▶ **Given instruction**:
Bring together all lines of the material below that contain the string "count".

[Start of Material shown]

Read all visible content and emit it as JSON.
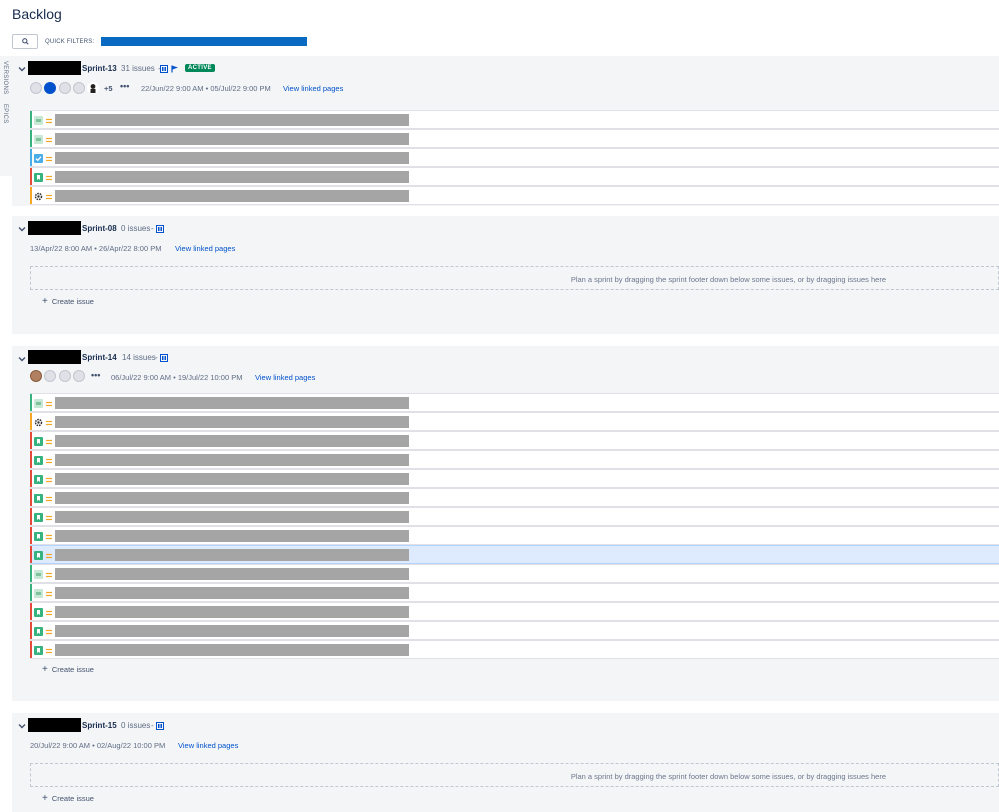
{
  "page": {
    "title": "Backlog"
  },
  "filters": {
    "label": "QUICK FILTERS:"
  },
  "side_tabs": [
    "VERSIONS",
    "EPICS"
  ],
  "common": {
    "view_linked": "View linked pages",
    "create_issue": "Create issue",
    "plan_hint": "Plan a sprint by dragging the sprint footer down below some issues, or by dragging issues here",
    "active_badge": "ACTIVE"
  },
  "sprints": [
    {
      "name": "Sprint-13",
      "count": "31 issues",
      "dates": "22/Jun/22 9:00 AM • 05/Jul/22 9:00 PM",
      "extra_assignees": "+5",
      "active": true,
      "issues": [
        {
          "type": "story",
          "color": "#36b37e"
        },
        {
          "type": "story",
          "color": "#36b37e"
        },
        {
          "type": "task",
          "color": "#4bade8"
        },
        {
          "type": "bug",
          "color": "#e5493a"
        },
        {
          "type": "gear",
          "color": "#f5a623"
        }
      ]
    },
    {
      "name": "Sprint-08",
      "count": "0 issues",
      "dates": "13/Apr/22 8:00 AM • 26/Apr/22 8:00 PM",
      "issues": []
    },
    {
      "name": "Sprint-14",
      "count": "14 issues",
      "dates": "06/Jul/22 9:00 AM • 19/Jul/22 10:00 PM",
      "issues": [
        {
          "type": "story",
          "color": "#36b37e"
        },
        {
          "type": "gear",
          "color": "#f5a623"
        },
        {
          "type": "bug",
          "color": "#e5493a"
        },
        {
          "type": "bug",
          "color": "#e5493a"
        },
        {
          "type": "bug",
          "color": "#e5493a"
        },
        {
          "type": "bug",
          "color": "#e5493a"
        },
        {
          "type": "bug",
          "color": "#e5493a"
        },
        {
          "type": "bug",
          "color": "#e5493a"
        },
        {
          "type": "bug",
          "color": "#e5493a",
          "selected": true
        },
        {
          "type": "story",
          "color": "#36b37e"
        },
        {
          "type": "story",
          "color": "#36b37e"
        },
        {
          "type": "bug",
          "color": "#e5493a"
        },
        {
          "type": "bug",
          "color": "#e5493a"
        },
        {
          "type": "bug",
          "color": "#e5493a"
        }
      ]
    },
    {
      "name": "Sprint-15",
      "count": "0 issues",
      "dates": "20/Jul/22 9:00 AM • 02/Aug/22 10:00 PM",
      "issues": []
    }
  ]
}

[End of Material shown]

▶ **Task result**:
      "count": "31 issues",
      "count": "0 issues",
      "count": "14 issues",
      "count": "0 issues",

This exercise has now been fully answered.